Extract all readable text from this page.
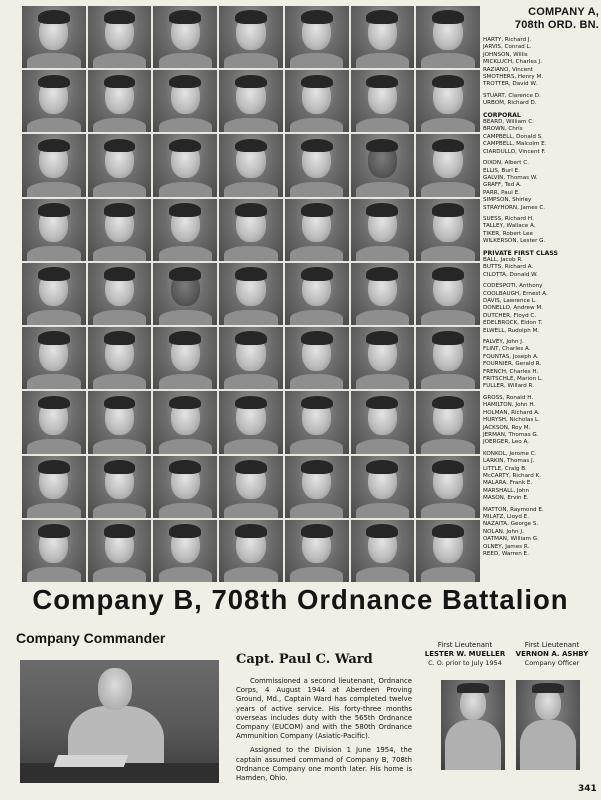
COMPANY A,
708th ORD. BN.
HARTY, Richard J.
JARVIS, Conrad L.
JOHNSON, Willis
MICKLUCH, Charles J.
RAZIANO, Vincent
SMOTHERS, Henry M.
TROTTER, David W.
STUART, Clarence D.
URBOM, Richard D.
CORPORAL
BEARD, William C.
BROWN, Chris
CAMPBELL, Donald S.
CAMPBELL, Malcolm E.
CIARDULLO, Vincent F.
DIXON, Albert C.
ELLIS, Burl E.
GALVIN, Thomas W.
GRAFF, Ted A.
PARR, Paul E.
SIMPSON, Shirley
STRAYHORN, James C.
SUESS, Richard H.
TALLEY, Wallace A.
TIKER, Robert Lee
WILKERSON, Lester G.
PRIVATE FIRST CLASS
BALL, Jacob R.
BUTTS, Richard A.
CILOTTA, Donald W.
CODESPOTI, Anthony
COOLBAUGH, Ernest A.
DAVIS, Lawrence L.
DONELLO, Andrew M.
DUTCHER, Floyd C.
EDELBROCK, Eldon T.
ELWELL, Rudolph M.
FALVEY, John J.
FLINT, Charles A.
FOUNTAS, Joseph A.
FOURNIER, Gerald R.
FRENCH, Charles H.
FRITSCHLE, Marion L.
FULLER, Willard R.
GROSS, Ronald H.
HAMILTON, John H.
HOLMAN, Richard A.
HURYSH, Nicholas L.
JACKSON, Roy M.
JERMAN, Thomas G.
JOERGER, Leo A.
KONKOL, Jerome C.
LARKIN, Thomas J.
LITTLE, Craig B.
McCARTY, Richard K.
MALARA, Frank E.
MARSHALL, John
MASON, Ervin E.
MATTON, Raymond E.
MILATZ, Lloyd E.
NAZAITA, George S.
NOLAN, John J.
OATMAN, William G.
OLNEY, James R.
REED, Warren E.
Company B, 708th Ordnance Battalion
Company Commander
Capt. Paul C. Ward

Commissioned a second lieutenant, Ordnance Corps, 4 August 1944 at Aberdeen Proving Ground, Md., Captain Ward has completed twelve years of active service. His forty-three months overseas includes duty with the 565th Ordnance Company (EUCOM) and with the 580th Ordnance Ammunition Company (Asiatic-Pacific).

Assigned to the Division 1 June 1954, the captain assumed command of Company B, 708th Ordnance Company one month later. His home is Hamden, Ohio.

First Lieutenant
LESTER W. MUELLER
C. O. prior to July 1954
First Lieutenant
VERNON A. ASHBY
Company Officer
341
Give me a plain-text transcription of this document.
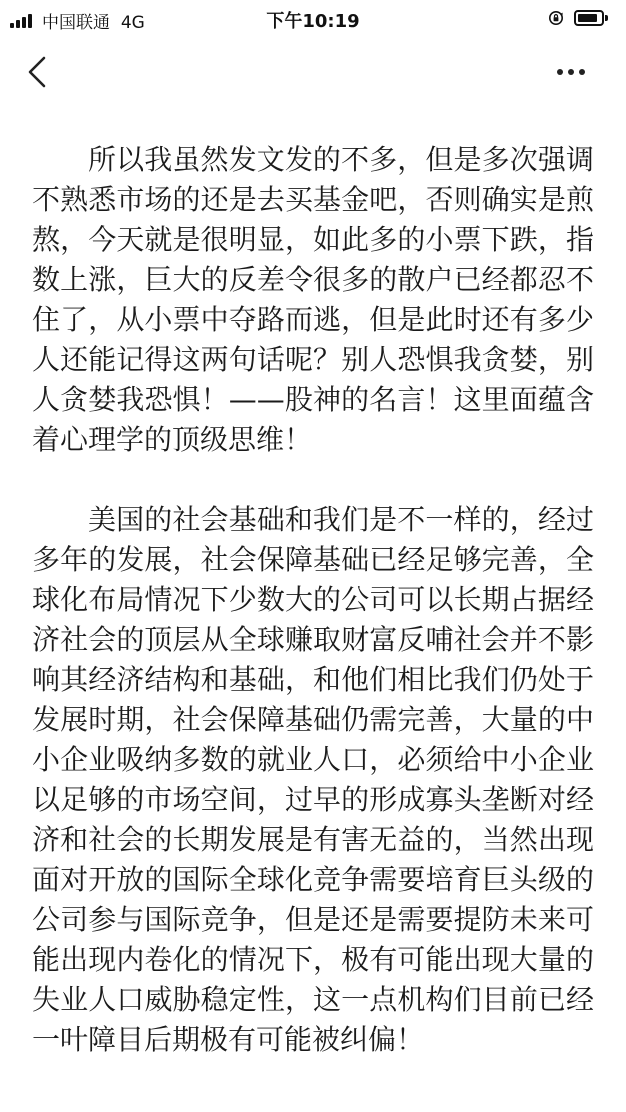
中国联通 4G	下午10:19

所以我虽然发文发的不多，但是多次强调不熟悉市场的还是去买基金吧，否则确实是煎熬，今天就是很明显，如此多的小票下跌，指数上涨，巨大的反差令很多的散户已经都忍不住了，从小票中夺路而逃，但是此时还有多少人还能记得这两句话呢？别人恐惧我贪婪，别人贪婪我恐惧！——股神的名言！这里面蕴含着心理学的顶级思维！

美国的社会基础和我们是不一样的，经过多年的发展，社会保障基础已经足够完善，全球化布局情况下少数大的公司可以长期占据经济社会的顶层从全球赚取财富反哺社会并不影响其经济结构和基础，和他们相比我们仍处于发展时期，社会保障基础仍需完善，大量的中小企业吸纳多数的就业人口，必须给中小企业以足够的市场空间，过早的形成寡头垄断对经济和社会的长期发展是有害无益的，当然出现面对开放的国际全球化竞争需要培育巨头级的公司参与国际竞争，但是还是需要提防未来可能出现内卷化的情况下，极有可能出现大量的失业人口威胁稳定性，这一点机构们目前已经一叶障目后期极有可能被纠偏！
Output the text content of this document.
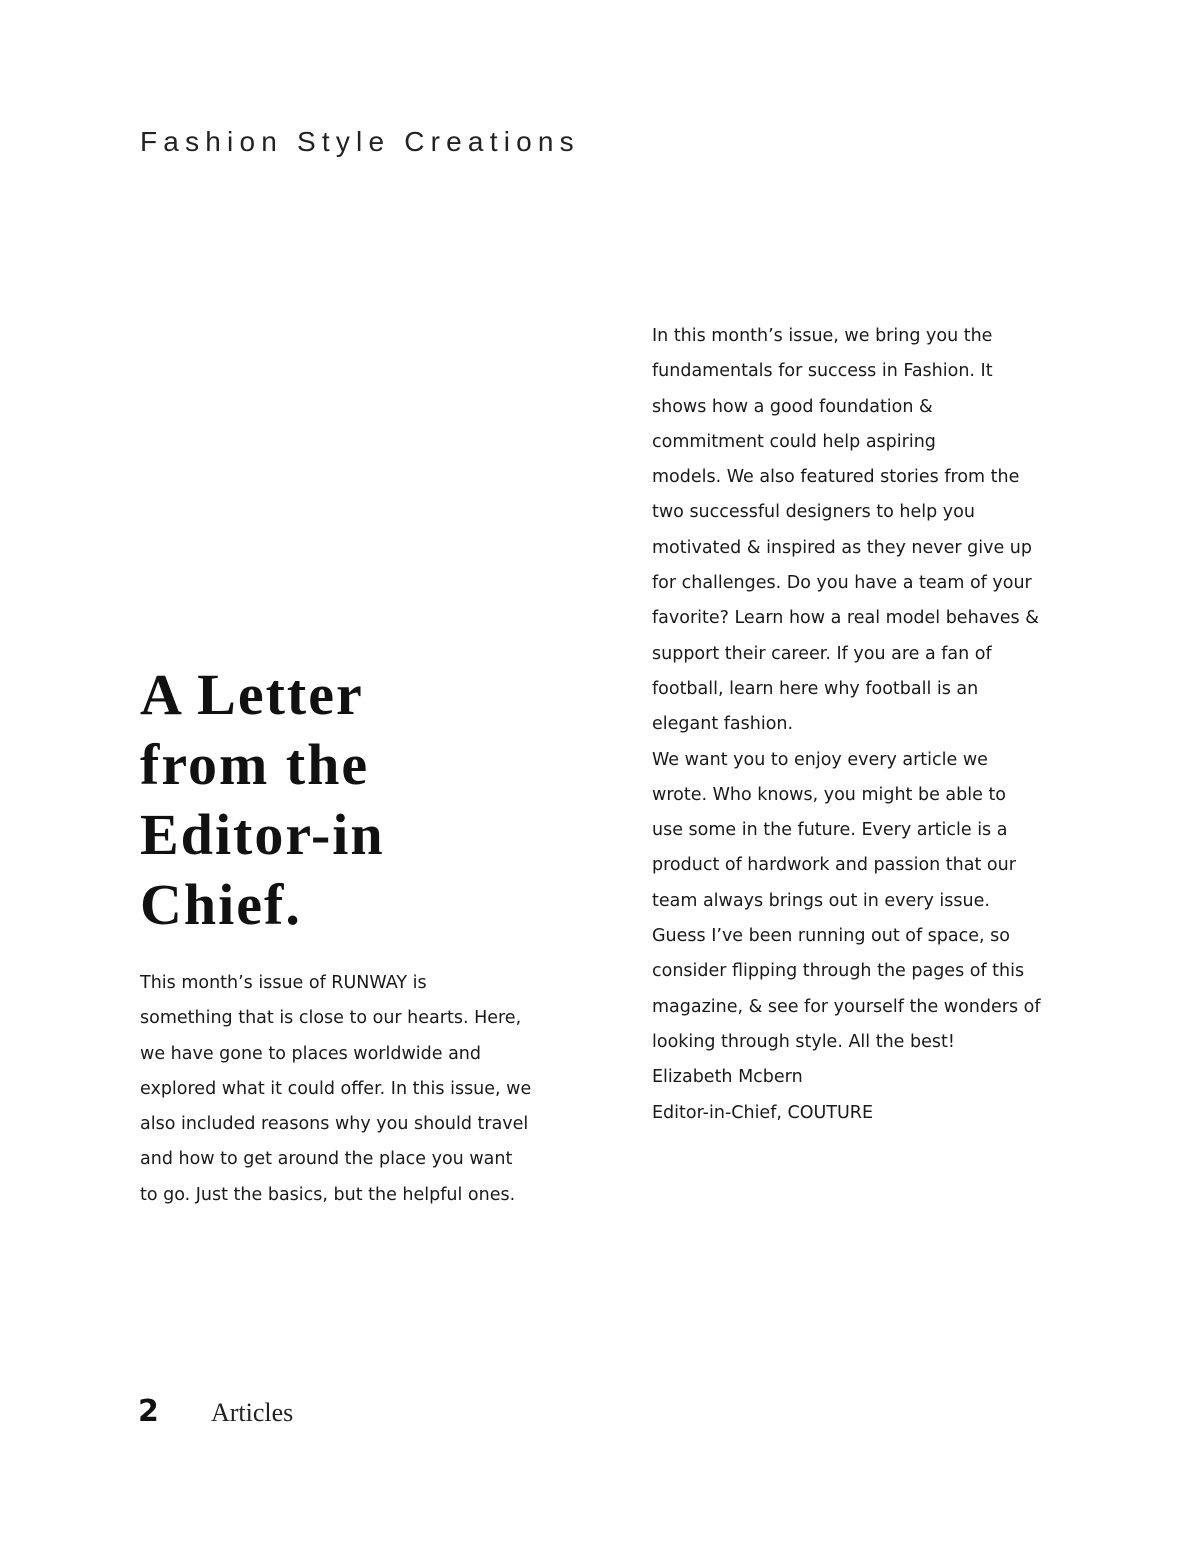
Fashion Style Creations
A Letter
from the
Editor-in
Chief.
This month’s issue of RUNWAY is
something that is close to our hearts. Here,
we have gone to places worldwide and
explored what it could offer. In this issue, we
also included reasons why you should travel
and how to get around the place you want
to go. Just the basics, but the helpful ones.
In this month’s issue, we bring you the
fundamentals for success in Fashion. It
shows how a good foundation &
commitment could help aspiring
models. We also featured stories from the
two successful designers to help you
motivated & inspired as they never give up
for challenges. Do you have a team of your
favorite? Learn how a real model behaves &
support their career. If you are a fan of
football, learn here why football is an
elegant fashion.
We want you to enjoy every article we
wrote. Who knows, you might be able to
use some in the future. Every article is a
product of hardwork and passion that our
team always brings out in every issue.
Guess I’ve been running out of space, so
consider flipping through the pages of this
magazine, & see for yourself the wonders of
looking through style. All the best!
Elizabeth Mcbern
Editor-in-Chief, COUTURE
2 Articles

★ ★ ★ ★ ★

> _Instruction_
Copy each line that contains the word "CAMPBELL".

> _Solution to this exercise_
CAMPBELL, Donald S.
CAMPBELL, Malcolm E.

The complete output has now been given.